Given problem a: Could you give the rows again, from the first one through the line containing "Text: Deaths (all", with "Measles" replaced by "Whooping Cough" and everything else unchanged?

Passage to read:
|---|
Case ID: ala-app_39/html/0070-01.html
Source: Caselaw Access Project
Author: {"author": "HARWOOD, Presiding Judge.", "license": "Public Domain", "url": "https://static.case.law/"}
Date Created: 2024-08-24T03:29:51.129683

94 So.2d 225
    Burnes BRADLEY v. STATE of Alabama.
    3 Div. 7.
    Court of Appeals of Alabama.
    April 2, 1957.
    Horne & Webb, Atmore, for appellant.
    John Patterson, Atty. Gen., for the State.
   HARWOOD, Presiding Judge.

• This appellant has been found guilty of manslaughter in the first degree under an indictment charging him with that degree of homicide.

His motion for a new trial being overruled, he has perfected his appeal to this court.

The evidence presented by the State tends to show that a collision between a car driven by appellant, and one driven by Mr. Joseph Harrelson, occurred on U. S. Highway 31 in Escambia County at a point known locally as “Bald Hill.” Mrs. Joseph M. Harrelson was killed in the collision.

The Harrelson car was travelling north on the highway.

A tractor pulling a wagon, and travelling about 15 miles per hour, was going in a southerly direction on the highway. The tractor and wagon were followed by a Cadillac automobile, and then the appellant’s automobile.
|---|
Entries provided:
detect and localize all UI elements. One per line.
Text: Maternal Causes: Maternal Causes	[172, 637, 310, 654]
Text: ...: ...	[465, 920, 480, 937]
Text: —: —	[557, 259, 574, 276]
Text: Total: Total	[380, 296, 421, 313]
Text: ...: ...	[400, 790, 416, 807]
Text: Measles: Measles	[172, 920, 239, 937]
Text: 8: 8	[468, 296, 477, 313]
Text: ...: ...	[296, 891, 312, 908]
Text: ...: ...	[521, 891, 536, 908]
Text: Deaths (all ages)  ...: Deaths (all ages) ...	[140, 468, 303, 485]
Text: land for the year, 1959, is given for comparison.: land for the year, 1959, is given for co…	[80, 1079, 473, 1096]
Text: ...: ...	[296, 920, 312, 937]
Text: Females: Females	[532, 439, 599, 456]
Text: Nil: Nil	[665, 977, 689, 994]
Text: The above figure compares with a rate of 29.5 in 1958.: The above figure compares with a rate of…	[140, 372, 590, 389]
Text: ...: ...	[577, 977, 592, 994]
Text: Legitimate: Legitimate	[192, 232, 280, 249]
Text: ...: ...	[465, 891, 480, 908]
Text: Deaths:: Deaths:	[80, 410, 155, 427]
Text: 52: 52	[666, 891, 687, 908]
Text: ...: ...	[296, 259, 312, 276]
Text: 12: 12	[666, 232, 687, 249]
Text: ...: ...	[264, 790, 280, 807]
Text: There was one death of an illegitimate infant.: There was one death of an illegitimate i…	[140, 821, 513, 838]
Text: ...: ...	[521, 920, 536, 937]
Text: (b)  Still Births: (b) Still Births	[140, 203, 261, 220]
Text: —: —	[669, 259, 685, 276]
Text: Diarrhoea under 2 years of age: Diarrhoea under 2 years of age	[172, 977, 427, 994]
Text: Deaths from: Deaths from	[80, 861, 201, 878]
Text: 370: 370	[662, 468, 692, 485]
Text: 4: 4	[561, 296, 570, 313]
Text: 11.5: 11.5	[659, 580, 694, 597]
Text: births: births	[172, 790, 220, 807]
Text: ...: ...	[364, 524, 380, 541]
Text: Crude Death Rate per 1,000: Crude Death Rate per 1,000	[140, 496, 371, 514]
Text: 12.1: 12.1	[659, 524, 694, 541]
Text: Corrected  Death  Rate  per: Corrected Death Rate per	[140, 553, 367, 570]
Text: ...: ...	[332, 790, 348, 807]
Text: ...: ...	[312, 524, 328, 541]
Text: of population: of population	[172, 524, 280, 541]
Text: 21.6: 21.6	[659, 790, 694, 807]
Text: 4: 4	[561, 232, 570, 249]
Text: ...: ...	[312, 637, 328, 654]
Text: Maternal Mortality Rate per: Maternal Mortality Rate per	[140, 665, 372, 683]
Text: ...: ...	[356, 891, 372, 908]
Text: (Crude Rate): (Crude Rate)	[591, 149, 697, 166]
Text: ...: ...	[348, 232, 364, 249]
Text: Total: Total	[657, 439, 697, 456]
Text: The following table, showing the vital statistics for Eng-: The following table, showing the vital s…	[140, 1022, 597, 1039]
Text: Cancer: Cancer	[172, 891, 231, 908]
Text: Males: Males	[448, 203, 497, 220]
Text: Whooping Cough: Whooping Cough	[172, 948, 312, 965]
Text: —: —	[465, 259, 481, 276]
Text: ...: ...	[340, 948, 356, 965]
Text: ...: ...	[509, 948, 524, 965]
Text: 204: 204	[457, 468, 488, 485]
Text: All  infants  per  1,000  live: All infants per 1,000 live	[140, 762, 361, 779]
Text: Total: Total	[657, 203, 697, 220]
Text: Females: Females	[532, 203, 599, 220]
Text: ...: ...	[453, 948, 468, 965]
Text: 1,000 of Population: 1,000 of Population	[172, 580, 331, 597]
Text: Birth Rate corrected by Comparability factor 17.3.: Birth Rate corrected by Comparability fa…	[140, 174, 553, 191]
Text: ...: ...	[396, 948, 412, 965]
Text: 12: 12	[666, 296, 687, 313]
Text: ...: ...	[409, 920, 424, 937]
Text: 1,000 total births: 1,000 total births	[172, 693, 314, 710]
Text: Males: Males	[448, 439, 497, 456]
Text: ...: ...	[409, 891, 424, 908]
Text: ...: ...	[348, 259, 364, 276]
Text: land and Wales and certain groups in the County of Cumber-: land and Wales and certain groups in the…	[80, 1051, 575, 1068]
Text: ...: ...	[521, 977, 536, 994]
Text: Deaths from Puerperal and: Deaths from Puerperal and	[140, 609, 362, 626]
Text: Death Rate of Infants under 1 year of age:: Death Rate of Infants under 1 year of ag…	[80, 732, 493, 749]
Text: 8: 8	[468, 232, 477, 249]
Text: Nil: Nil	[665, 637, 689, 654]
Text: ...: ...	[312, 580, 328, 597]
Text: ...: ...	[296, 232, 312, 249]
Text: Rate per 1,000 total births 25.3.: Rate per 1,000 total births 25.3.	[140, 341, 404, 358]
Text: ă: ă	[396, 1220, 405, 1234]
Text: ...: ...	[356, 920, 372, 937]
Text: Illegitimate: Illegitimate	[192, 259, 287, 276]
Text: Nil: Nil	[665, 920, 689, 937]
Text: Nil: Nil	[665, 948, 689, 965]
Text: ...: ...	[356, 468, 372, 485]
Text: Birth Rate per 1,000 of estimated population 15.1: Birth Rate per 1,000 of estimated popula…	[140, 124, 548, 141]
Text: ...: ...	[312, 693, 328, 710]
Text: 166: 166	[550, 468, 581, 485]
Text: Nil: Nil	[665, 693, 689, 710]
|---|
Given problem b: Can you repeat, word for word, the part of the manslaughter appeal that opens with the words "94 So.2d 225" and closes with "to this court."?

Correct output a:
detect and localize all UI elements. One per line.
Text: Maternal Causes: Maternal Causes	[172, 637, 310, 654]
Text: ...: ...	[465, 920, 480, 937]
Text: —: —	[557, 259, 574, 276]
Text: Total: Total	[380, 296, 421, 313]
Text: ...: ...	[400, 790, 416, 807]
Text: Whooping Cough: Whooping Cough	[172, 920, 239, 937]
Text: 8: 8	[468, 296, 477, 313]
Text: ...: ...	[296, 891, 312, 908]
Text: ...: ...	[521, 891, 536, 908]
Text: Deaths (all ages)  ...: Deaths (all ages) ...	[140, 468, 303, 485]

Correct output b:
94 So.2d 225
    Burnes BRADLEY v. STATE of Alabama.
    3 Div. 7.
    Court of Appeals of Alabama.
    April 2, 1957.
    Horne & Webb, Atmore, for appellant.
    John Patterson, Atty. Gen., for the State.
   HARWOOD, Presiding Judge.

• This appellant has been found guilty of manslaughter in the first degree under an indictment charging him with that degree of homicide.

His motion for a new trial being overruled, he has perfected his appeal to this court.